* BEGIN *

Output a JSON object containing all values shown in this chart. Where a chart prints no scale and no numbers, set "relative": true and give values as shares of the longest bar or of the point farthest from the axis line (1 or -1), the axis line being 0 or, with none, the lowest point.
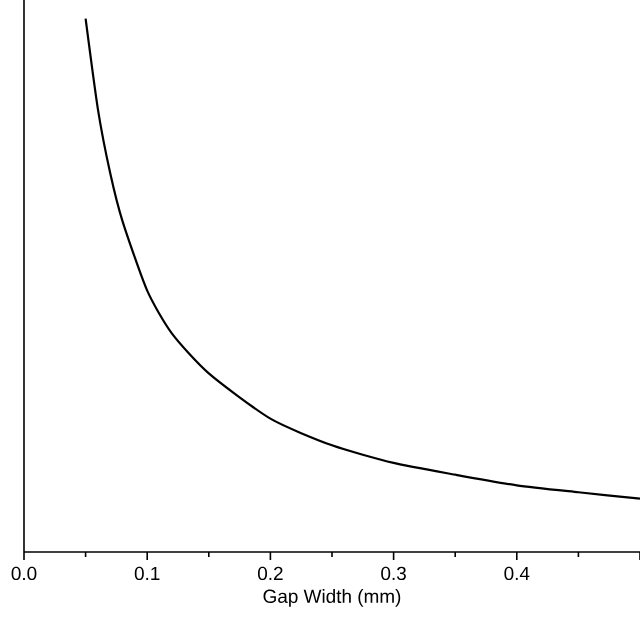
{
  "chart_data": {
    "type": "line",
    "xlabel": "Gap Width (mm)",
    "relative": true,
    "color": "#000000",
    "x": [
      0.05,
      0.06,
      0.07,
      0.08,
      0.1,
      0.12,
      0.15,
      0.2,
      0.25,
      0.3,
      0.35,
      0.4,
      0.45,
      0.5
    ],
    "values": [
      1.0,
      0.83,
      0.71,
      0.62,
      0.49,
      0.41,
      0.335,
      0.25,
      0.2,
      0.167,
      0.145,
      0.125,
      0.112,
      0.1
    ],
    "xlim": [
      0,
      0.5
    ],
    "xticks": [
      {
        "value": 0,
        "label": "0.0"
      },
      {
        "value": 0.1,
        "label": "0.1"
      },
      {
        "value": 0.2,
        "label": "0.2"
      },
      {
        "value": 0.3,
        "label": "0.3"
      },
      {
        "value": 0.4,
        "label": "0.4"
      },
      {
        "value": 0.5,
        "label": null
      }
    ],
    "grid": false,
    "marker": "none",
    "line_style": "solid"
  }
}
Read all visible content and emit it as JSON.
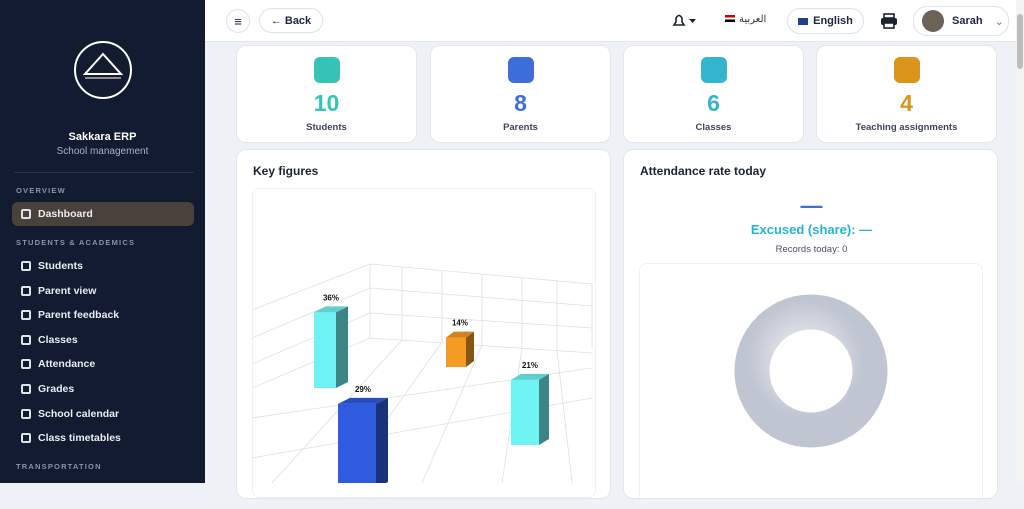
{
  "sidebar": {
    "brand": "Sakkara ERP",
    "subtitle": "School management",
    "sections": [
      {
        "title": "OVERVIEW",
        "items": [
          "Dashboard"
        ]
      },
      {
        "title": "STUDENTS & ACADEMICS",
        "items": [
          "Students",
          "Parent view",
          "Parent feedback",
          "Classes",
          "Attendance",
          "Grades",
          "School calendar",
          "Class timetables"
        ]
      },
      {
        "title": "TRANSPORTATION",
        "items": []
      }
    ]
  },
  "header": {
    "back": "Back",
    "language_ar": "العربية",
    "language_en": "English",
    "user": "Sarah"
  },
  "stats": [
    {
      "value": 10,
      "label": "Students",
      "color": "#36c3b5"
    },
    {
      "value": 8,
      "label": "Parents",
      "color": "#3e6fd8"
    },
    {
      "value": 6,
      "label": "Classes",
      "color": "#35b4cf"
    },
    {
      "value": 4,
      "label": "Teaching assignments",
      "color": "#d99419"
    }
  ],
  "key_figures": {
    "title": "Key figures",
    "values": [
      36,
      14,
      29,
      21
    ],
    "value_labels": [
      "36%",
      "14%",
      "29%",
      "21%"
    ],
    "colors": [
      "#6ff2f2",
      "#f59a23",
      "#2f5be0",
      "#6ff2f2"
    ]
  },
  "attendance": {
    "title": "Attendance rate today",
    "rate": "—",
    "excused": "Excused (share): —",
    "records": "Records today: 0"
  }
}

* END *

> Work to be completed: Return the number of lines that include the word "relative", and nothing else.

> Full answer: 2